▶ SET TASK
Scan the lines below for the string "term" and report how many lines contain it, giving only the number.

START DATASET RECORDS

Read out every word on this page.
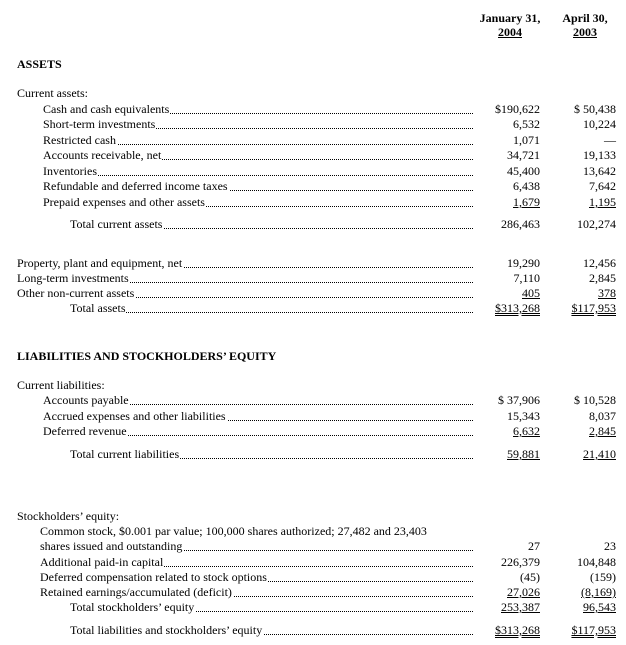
January 31,
2004
April 30,
2003
ASSETS
Current assets:
Cash and cash equivalents	$190,622	$ 50,438
Short-term investments	6,532	10,224
Restricted cash	1,071	—
Accounts receivable, net	34,721	19,133
Inventories	45,400	13,642
Refundable and deferred income taxes	6,438	7,642
Prepaid expenses and other assets	1,679	1,195
Total current assets	286,463	102,274
Property, plant and equipment, net	19,290	12,456
Long-term investments	7,110	2,845
Other non-current assets	405	378
Total assets	$313,268	$117,953
LIABILITIES AND STOCKHOLDERS’ EQUITY
Current liabilities:
Accounts payable	$ 37,906	$ 10,528
Accrued expenses and other liabilities	15,343	8,037
Deferred revenue	6,632	2,845
Total current liabilities	59,881	21,410
Stockholders’ equity:
Common stock, $0.001 par value; 100,000 shares authorized; 27,482 and 23,403
shares issued and outstanding	27	23
Additional paid-in capital	226,379	104,848
Deferred compensation related to stock options	(45)	(159)
Retained earnings/accumulated (deficit)	27,026	(8,169)
Total stockholders’ equity	253,387	96,543
Total liabilities and stockholders’ equity	$313,268	$117,953
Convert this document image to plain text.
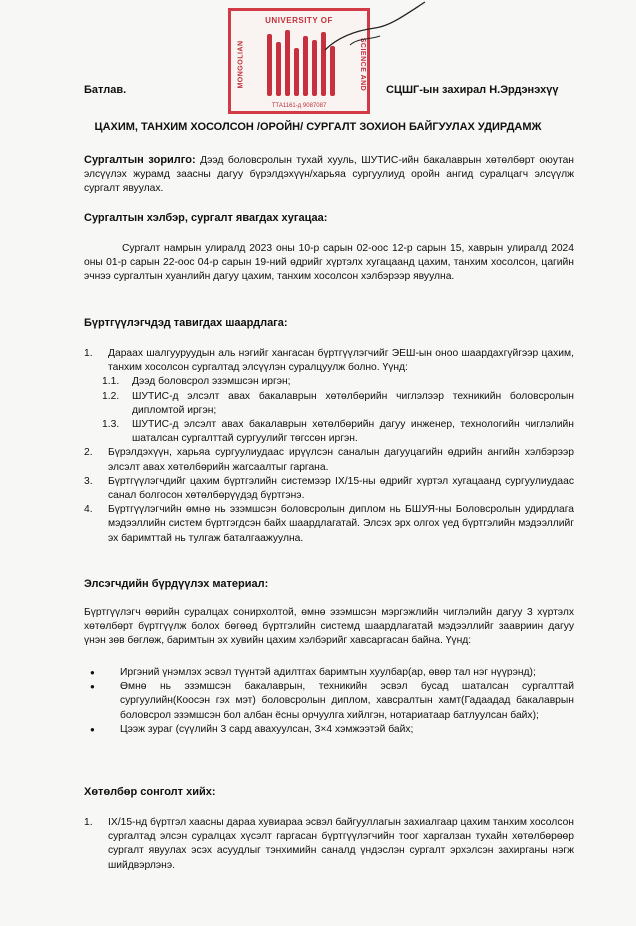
UNIVERSITY OF
MONGOLIAN	SCIENCE AND
ТТА1161-д 9087087
Батлав.	СЦШГ-ын захирал Н.Эрдэнэхүү
ЦАХИМ, ТАНХИМ ХОСОЛСОН /ОРОЙН/ СУРГАЛТ ЗОХИОН БАЙГУУЛАХ УДИРДАМЖ
Сургалтын зорилго: Дээд боловсролын тухай хууль, ШУТИС-ийн бакалаврын хөтөлбөрт оюутан элсүүлэх журамд заасны дагуу бүрэлдэхүүн/харьяа сургуулиуд оройн ангид суралцагч элсүүлж сургалт явуулах.
Сургалтын хэлбэр, сургалт явагдах хугацаа:
Сургалт намрын улиралд 2023 оны 10-р сарын 02-оос 12-р сарын 15, хаврын улиралд 2024 оны 01-р сарын 22-оос 04-р сарын 19-ний өдрийг хүртэлх хугацаанд цахим, танхим хосолсон, цагийн эчнээ сургалтын хуанлийн дагуу цахим, танхим хосолсон хэлбэрээр явуулна.
Бүртгүүлэгчдэд тавигдах шаардлага:
1. Дараах шалгууруудын аль нэгийг хангасан бүртгүүлэгчийг ЭЕШ-ын оноо шаардахгүйгээр цахим, танхим хосолсон сургалтад элсүүлэн суралцуулж болно. Үүнд:
1.1. Дээд боловсрол эзэмшсэн иргэн;
1.2. ШУТИС-д элсэлт авах бакалаврын хөтөлбөрийн чиглэлээр техникийн боловсролын дипломтой иргэн;
1.3. ШУТИС-д элсэлт авах бакалаврын хөтөлбөрийн дагуу инженер, технологийн чиглэлийн шаталсан сургалттай сургуулийг төгссөн иргэн.
2. Бүрэлдэхүүн, харьяа сургуулиудаас ирүүлсэн саналын дагууцагийн өдрийн ангийн хэлбэрээр элсэлт авах хөтөлбөрийн жагсаалтыг гаргана.
3. Бүртгүүлэгчдийг цахим бүртгэлийн системээр IX/15-ны өдрийг хүртэл хугацаанд сургуулиудаас санал болгосон хөтөлбөрүүдэд бүртгэнэ.
4. Бүртгүүлэгчийн өмнө нь эзэмшсэн боловсролын диплом нь БШУЯ-ны Боловсролын удирдлага мэдээллийн систем бүртгэгдсэн байх шаардлагатай. Элсэх эрх олгох үед бүртгэлийн мэдээллийг эх баримттай нь тулгаж баталгаажуулна.
Элсэгчдийн бүрдүүлэх материал:
Бүртгүүлэгч өөрийн суралцах сонирхолтой, өмнө эзэмшсэн мэргэжлийн чиглэлийн дагуу 3 хүртэлх хөтөлбөрт бүртгүүлж болох бөгөөд бүртгэлийн системд шаардлагатай мэдээллийг заавриин дагуу үнэн зөв бөглөж, баримтын эх хувийн цахим хэлбэрийг хавсаргасан байна. Үүнд:
● Иргэний үнэмлэх эсвэл түүнтэй адилтгах баримтын хуулбар(ар, өвөр тал нэг нүүрэнд);
● Өмнө нь эзэмшсэн бакалаврын, техникийн эсвэл бусад шаталсан сургалттай сургуулийн(Коосэн гэх мэт) боловсролын диплом, хавсралтын хамт(Гадаадад бакалаврын боловсрол эзэмшсэн бол албан ёсны орчуулга хийлгэн, нотариатаар батлуулсан байх);
● Цээж зураг (сүүлийн 3 сард авахуулсан, 3×4 хэмжээтэй байх;
Хөтөлбөр сонголт хийх:
1. IX/15-нд бүртгэл хаасны дараа хувиараа эсвэл байгууллагын захиалгаар цахим танхим хосолсон сургалтад элсэн суралцах хүсэлт гаргасан бүртгүүлэгчийн тоог харгалзан тухайн хөтөлбөрөөр сургалт явуулах эсэх асуудлыг тэнхимийн саналд үндэслэн сургалт эрхэлсэн захирганы нэгж шийдвэрлэнэ.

END DATASET RECORDS

▶ OUTPUT BELOW
2